PROMPT – Images embedded in the records are excluded; print everything else exactly as given.

Dataset entries
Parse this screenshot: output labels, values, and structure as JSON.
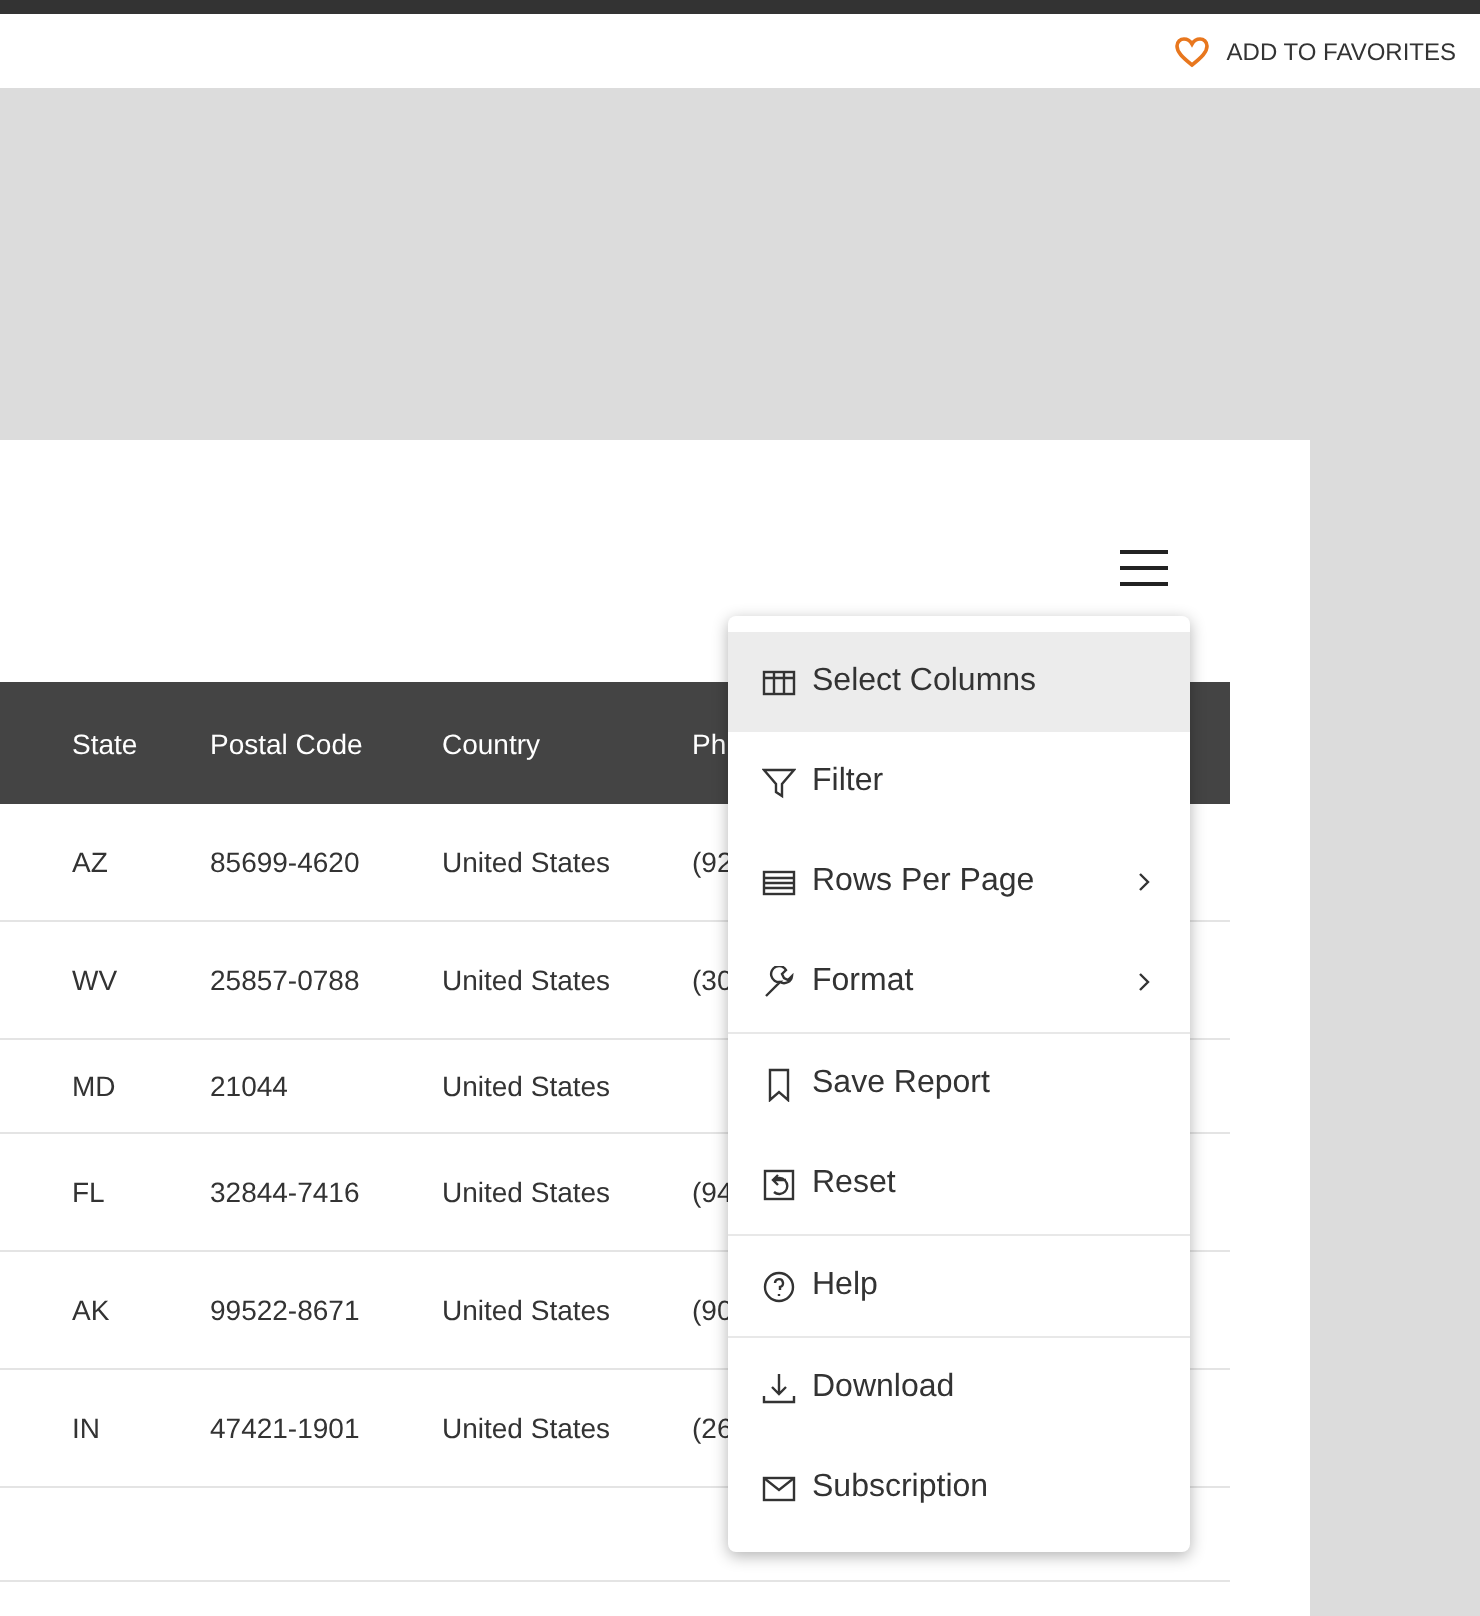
{
  "header": {
    "favorites_link": "ADD TO FAVORITES"
  },
  "table": {
    "columns": [
      "State",
      "Postal Code",
      "Country",
      "Ph"
    ],
    "rows": [
      [
        "AZ",
        "85699-4620",
        "United States",
        "(92"
      ],
      [
        "WV",
        "25857-0788",
        "United States",
        "(30"
      ],
      [
        "MD",
        "21044",
        "United States",
        ""
      ],
      [
        "FL",
        "32844-7416",
        "United States",
        "(94"
      ],
      [
        "AK",
        "99522-8671",
        "United States",
        "(90"
      ],
      [
        "IN",
        "47421-1901",
        "United States",
        "(26"
      ]
    ]
  },
  "menu": {
    "groups": [
      [
        {
          "kind": "columns",
          "label": "Select Columns",
          "selected": true,
          "submenu": false
        },
        {
          "kind": "filter",
          "label": "Filter",
          "selected": false,
          "submenu": false
        },
        {
          "kind": "rows",
          "label": "Rows Per Page",
          "selected": false,
          "submenu": true
        },
        {
          "kind": "format",
          "label": "Format",
          "selected": false,
          "submenu": true
        }
      ],
      [
        {
          "kind": "save",
          "label": "Save Report",
          "selected": false,
          "submenu": false
        },
        {
          "kind": "reset",
          "label": "Reset",
          "selected": false,
          "submenu": false
        }
      ],
      [
        {
          "kind": "help",
          "label": "Help",
          "selected": false,
          "submenu": false
        }
      ],
      [
        {
          "kind": "download",
          "label": "Download",
          "selected": false,
          "submenu": false
        },
        {
          "kind": "subscription",
          "label": "Subscription",
          "selected": false,
          "submenu": false
        }
      ]
    ]
  }
}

SOLUTION TO THE PROBLEM –
Parse this screenshot: output labels, values, and structure as JSON.
{
  "header": {
    "favorites_link": "ADD TO FAVORITES"
  },
  "table": {
    "columns": [
      "State",
      "Postal Code",
      "Country",
      "Ph"
    ],
    "rows": [
      [
        "AZ",
        "85699-4620",
        "United States",
        "(92"
      ],
      [
        "WV",
        "25857-0788",
        "United States",
        "(30"
      ],
      [
        "MD",
        "21044",
        "United States",
        ""
      ],
      [
        "FL",
        "32844-7416",
        "United States",
        "(94"
      ],
      [
        "AK",
        "99522-8671",
        "United States",
        "(90"
      ],
      [
        "IN",
        "47421-1901",
        "United States",
        "(26"
      ]
    ]
  },
  "menu": {
    "groups": [
      [
        {
          "kind": "columns",
          "label": "Select Columns",
          "selected": true,
          "submenu": false
        },
        {
          "kind": "filter",
          "label": "Filter",
          "selected": false,
          "submenu": false
        },
        {
          "kind": "rows",
          "label": "Rows Per Page",
          "selected": false,
          "submenu": true
        },
        {
          "kind": "format",
          "label": "Format",
          "selected": false,
          "submenu": true
        }
      ],
      [
        {
          "kind": "save",
          "label": "Save Report",
          "selected": false,
          "submenu": false
        },
        {
          "kind": "reset",
          "label": "Reset",
          "selected": false,
          "submenu": false
        }
      ],
      [
        {
          "kind": "help",
          "label": "Help",
          "selected": false,
          "submenu": false
        }
      ],
      [
        {
          "kind": "download",
          "label": "Download",
          "selected": false,
          "submenu": false
        },
        {
          "kind": "subscription",
          "label": "Subscription",
          "selected": false,
          "submenu": false
        }
      ]
    ]
  }
}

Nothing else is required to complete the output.